▸ Work to be completed: Where does the string "Normalized" appear? Copy every line of the entries below that holds it.

+ + + +

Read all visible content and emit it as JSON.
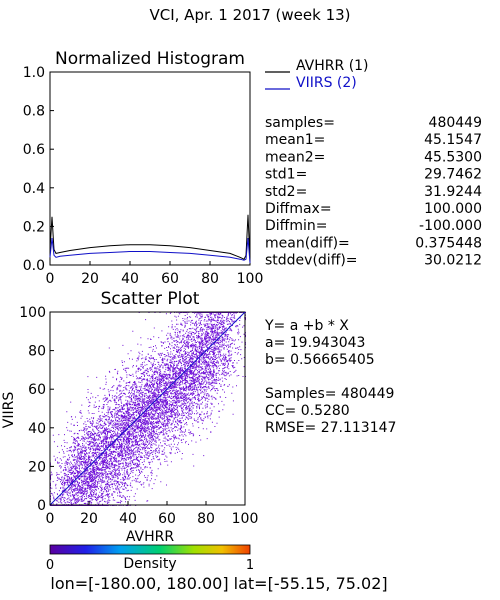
{
  "page_title": "VCI,  Apr. 1 2017 (week 13)",
  "histogram_title": "Normalized Histogram",
  "legend": [
    {
      "label": "AVHRR (1)",
      "color": "#000000"
    },
    {
      "label": "VIIRS (2)",
      "color": "#1010c8"
    }
  ],
  "stats": [
    {
      "label": "samples=",
      "value": "480449"
    },
    {
      "label": "mean1=",
      "value": "45.1547"
    },
    {
      "label": "mean2=",
      "value": "45.5300"
    },
    {
      "label": "std1=",
      "value": "29.7462"
    },
    {
      "label": "std2=",
      "value": "31.9244"
    },
    {
      "label": "Diffmax=",
      "value": "100.000"
    },
    {
      "label": "Diffmin=",
      "value": "-100.000"
    },
    {
      "label": "mean(diff)=",
      "value": "0.375448"
    },
    {
      "label": "stddev(diff)=",
      "value": "30.0212"
    }
  ],
  "scatter_title": "Scatter Plot",
  "regression": [
    "Y= a +b * X",
    "a= 19.943043",
    "b= 0.56665405",
    "Samples= 480449",
    "CC=  0.5280",
    "RMSE= 27.113147"
  ],
  "colorbar": {
    "label": "Density",
    "min_label": "0",
    "max_label": "1"
  },
  "footer": "lon=[-180.00, 180.00] lat=[-55.15, 75.02]",
  "chart_data": [
    {
      "type": "line",
      "title": "Normalized Histogram",
      "xlim": [
        0,
        100
      ],
      "ylim": [
        0.0,
        1.0
      ],
      "xticks": [
        0,
        20,
        40,
        60,
        80,
        100
      ],
      "yticks": [
        0.0,
        0.2,
        0.4,
        0.6,
        0.8,
        1.0
      ],
      "x": [
        0,
        1,
        2,
        3,
        5,
        10,
        20,
        30,
        40,
        50,
        60,
        70,
        80,
        90,
        95,
        97,
        98,
        99,
        100
      ],
      "series": [
        {
          "name": "AVHRR (1)",
          "color": "#000000",
          "values": [
            0.08,
            0.25,
            0.08,
            0.06,
            0.065,
            0.075,
            0.09,
            0.1,
            0.105,
            0.105,
            0.1,
            0.09,
            0.075,
            0.06,
            0.04,
            0.03,
            0.05,
            0.26,
            0.02
          ]
        },
        {
          "name": "VIIRS (2)",
          "color": "#1010c8",
          "values": [
            0.04,
            0.14,
            0.05,
            0.04,
            0.045,
            0.05,
            0.06,
            0.065,
            0.07,
            0.07,
            0.065,
            0.06,
            0.05,
            0.04,
            0.03,
            0.025,
            0.03,
            0.14,
            0.01
          ]
        }
      ]
    },
    {
      "type": "scatter",
      "title": "Scatter Plot",
      "xlabel": "AVHRR",
      "ylabel": "VIIRS",
      "xlim": [
        0,
        100
      ],
      "ylim": [
        0,
        100
      ],
      "xticks": [
        0,
        20,
        40,
        60,
        80,
        100
      ],
      "yticks": [
        0,
        20,
        40,
        60,
        80,
        100
      ],
      "fit": {
        "a": 19.943043,
        "b": 0.56665405
      },
      "point_color": "#7010d8",
      "samples": 480449
    }
  ]
}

+ + + +

▸ Full answer:
  "histogram_title": "Normalized Histogram",
      "title": "Normalized Histogram",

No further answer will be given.